**Set exercise**
Rewrite the listing from its first line through the line containing "smiley-icon bbox=[20, 219, 44, 243]", replacing "product-price" with "item-price" and leaving everything else unchanged.

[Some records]
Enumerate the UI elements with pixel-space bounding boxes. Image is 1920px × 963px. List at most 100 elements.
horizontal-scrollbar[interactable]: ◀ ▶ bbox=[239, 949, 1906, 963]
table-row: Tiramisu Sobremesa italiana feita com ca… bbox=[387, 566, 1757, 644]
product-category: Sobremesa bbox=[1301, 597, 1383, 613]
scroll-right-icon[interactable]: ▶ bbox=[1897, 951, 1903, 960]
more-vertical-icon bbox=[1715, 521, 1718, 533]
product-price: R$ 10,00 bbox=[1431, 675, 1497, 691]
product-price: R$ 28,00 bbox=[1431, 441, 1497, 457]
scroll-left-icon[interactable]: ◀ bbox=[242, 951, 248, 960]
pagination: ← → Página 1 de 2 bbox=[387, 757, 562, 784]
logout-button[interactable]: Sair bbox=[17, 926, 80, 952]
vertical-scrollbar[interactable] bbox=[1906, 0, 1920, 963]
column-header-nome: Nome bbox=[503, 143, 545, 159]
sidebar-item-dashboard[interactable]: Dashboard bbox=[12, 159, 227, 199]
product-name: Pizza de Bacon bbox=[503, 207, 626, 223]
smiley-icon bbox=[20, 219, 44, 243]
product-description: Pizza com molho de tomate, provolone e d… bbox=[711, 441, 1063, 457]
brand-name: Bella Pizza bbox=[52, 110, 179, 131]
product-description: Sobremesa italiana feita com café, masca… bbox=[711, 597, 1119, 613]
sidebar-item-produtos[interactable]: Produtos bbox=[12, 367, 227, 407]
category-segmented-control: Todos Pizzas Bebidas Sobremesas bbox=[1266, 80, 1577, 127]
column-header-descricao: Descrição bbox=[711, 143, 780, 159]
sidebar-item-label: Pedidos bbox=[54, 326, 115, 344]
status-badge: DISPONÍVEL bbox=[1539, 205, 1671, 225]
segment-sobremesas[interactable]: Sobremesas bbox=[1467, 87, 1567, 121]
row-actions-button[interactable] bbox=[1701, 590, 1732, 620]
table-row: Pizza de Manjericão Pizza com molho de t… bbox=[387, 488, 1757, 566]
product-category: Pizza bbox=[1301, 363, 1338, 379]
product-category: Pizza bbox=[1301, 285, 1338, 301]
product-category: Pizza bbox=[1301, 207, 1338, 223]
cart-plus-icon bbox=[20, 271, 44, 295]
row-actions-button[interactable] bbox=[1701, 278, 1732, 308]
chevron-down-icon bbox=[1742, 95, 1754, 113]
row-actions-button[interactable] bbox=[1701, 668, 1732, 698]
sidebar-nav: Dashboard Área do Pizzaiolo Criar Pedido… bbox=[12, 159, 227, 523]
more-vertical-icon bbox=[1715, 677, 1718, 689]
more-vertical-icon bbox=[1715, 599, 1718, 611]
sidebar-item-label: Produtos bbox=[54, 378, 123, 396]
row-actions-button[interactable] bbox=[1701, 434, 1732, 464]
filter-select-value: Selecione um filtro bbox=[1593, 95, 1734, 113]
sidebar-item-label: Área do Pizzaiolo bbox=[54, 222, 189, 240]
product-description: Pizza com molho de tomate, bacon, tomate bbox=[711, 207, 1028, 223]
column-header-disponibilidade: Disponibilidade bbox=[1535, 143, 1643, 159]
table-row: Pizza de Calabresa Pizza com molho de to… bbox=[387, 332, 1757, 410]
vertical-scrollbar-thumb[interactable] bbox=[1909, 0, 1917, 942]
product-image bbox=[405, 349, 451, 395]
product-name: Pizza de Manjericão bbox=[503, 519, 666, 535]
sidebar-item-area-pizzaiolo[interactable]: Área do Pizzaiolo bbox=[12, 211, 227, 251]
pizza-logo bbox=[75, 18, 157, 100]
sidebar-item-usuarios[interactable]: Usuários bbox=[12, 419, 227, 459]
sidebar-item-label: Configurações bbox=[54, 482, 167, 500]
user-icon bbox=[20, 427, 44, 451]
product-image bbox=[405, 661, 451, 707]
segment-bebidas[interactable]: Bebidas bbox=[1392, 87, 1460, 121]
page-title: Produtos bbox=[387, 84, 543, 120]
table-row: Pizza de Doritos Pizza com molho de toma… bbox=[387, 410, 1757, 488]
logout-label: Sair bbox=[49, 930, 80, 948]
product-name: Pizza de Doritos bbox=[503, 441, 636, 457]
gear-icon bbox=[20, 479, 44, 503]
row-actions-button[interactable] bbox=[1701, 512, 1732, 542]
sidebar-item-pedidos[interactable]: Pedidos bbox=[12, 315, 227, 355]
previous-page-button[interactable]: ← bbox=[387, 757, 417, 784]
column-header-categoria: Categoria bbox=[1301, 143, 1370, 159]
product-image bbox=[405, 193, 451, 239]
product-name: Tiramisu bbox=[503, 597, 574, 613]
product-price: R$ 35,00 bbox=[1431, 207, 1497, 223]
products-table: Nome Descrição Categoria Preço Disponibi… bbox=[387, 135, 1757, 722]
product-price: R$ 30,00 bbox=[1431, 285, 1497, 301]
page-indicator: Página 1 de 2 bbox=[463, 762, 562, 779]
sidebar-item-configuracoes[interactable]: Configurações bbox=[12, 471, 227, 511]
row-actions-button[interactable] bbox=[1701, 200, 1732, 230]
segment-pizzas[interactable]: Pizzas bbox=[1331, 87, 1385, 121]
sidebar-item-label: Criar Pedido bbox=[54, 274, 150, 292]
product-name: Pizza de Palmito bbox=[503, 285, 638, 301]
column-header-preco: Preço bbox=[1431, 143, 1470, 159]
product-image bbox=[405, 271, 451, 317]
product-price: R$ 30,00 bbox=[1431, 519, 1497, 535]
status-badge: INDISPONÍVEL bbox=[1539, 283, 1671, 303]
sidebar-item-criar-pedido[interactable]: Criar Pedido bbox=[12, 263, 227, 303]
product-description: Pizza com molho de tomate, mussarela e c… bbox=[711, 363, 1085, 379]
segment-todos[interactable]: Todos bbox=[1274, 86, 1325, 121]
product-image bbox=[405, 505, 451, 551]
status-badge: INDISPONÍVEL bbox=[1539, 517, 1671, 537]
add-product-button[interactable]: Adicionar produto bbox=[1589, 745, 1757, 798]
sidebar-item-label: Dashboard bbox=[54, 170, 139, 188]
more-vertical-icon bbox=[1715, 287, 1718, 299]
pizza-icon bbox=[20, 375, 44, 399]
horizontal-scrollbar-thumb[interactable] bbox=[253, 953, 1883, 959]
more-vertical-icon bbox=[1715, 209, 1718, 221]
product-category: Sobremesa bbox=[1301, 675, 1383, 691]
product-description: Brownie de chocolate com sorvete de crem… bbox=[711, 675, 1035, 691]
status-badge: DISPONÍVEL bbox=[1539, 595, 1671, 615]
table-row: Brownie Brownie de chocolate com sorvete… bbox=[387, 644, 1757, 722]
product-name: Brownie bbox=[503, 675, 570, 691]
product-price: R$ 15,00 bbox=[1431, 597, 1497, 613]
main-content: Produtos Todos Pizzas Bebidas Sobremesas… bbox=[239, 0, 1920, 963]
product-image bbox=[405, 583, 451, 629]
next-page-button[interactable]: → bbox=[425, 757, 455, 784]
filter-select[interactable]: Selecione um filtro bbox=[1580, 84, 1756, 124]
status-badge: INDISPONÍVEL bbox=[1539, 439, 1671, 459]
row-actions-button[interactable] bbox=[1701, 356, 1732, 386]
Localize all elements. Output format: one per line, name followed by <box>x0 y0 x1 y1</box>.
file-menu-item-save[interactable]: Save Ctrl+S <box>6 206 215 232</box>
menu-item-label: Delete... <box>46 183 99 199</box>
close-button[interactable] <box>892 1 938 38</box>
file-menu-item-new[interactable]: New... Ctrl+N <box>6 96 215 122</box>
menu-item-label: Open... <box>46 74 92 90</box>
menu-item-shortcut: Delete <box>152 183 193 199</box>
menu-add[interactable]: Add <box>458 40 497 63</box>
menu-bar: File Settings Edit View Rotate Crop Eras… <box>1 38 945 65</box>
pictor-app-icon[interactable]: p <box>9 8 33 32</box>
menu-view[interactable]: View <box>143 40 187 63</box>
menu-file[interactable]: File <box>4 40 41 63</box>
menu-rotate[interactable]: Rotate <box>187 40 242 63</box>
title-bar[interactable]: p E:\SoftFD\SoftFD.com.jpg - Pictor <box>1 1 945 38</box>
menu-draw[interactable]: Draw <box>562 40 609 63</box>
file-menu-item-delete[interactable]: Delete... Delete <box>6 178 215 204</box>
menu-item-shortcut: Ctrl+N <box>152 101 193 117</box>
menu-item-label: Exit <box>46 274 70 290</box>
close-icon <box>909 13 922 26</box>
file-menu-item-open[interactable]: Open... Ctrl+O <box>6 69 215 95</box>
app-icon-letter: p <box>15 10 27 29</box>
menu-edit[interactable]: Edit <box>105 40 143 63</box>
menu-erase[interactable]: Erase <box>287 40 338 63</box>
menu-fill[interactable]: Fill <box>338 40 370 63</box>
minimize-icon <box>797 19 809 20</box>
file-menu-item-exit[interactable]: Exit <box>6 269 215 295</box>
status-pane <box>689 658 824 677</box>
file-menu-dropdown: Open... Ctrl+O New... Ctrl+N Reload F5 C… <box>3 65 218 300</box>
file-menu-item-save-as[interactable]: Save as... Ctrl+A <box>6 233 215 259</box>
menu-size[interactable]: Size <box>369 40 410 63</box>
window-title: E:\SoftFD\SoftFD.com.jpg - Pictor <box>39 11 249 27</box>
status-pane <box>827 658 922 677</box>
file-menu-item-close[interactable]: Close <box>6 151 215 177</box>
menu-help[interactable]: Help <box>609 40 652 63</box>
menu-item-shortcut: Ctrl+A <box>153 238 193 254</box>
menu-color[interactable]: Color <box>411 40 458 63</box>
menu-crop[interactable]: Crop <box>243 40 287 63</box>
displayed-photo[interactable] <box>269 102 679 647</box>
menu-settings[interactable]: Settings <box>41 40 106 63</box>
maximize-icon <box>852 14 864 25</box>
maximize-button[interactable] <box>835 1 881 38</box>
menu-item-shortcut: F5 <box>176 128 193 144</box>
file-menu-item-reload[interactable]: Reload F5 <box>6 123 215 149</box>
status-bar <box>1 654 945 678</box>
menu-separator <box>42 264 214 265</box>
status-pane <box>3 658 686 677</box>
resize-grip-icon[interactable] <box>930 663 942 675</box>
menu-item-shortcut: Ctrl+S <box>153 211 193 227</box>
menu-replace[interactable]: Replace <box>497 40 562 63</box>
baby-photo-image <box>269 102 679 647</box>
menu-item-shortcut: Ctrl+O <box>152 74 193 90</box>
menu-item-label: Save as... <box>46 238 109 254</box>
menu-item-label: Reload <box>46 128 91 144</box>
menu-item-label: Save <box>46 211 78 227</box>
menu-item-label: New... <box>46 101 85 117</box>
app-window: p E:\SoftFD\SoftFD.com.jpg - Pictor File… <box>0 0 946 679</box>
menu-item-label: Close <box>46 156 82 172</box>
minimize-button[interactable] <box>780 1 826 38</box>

**Response**
Enumerate the UI elements with pixel-space bounding boxes. Image is 1920px × 963px. List at most 100 elements.
horizontal-scrollbar[interactable]: ◀ ▶ bbox=[239, 949, 1906, 963]
table-row: Tiramisu Sobremesa italiana feita com ca… bbox=[387, 566, 1757, 644]
product-category: Sobremesa bbox=[1301, 597, 1383, 613]
scroll-right-icon[interactable]: ▶ bbox=[1897, 951, 1903, 960]
more-vertical-icon bbox=[1715, 521, 1718, 533]
item-price: R$ 10,00 bbox=[1431, 675, 1497, 691]
item-price: R$ 28,00 bbox=[1431, 441, 1497, 457]
scroll-left-icon[interactable]: ◀ bbox=[242, 951, 248, 960]
pagination: ← → Página 1 de 2 bbox=[387, 757, 562, 784]
logout-button[interactable]: Sair bbox=[17, 926, 80, 952]
vertical-scrollbar[interactable] bbox=[1906, 0, 1920, 963]
column-header-nome: Nome bbox=[503, 143, 545, 159]
sidebar-item-dashboard[interactable]: Dashboard bbox=[12, 159, 227, 199]
product-name: Pizza de Bacon bbox=[503, 207, 626, 223]
smiley-icon bbox=[20, 219, 44, 243]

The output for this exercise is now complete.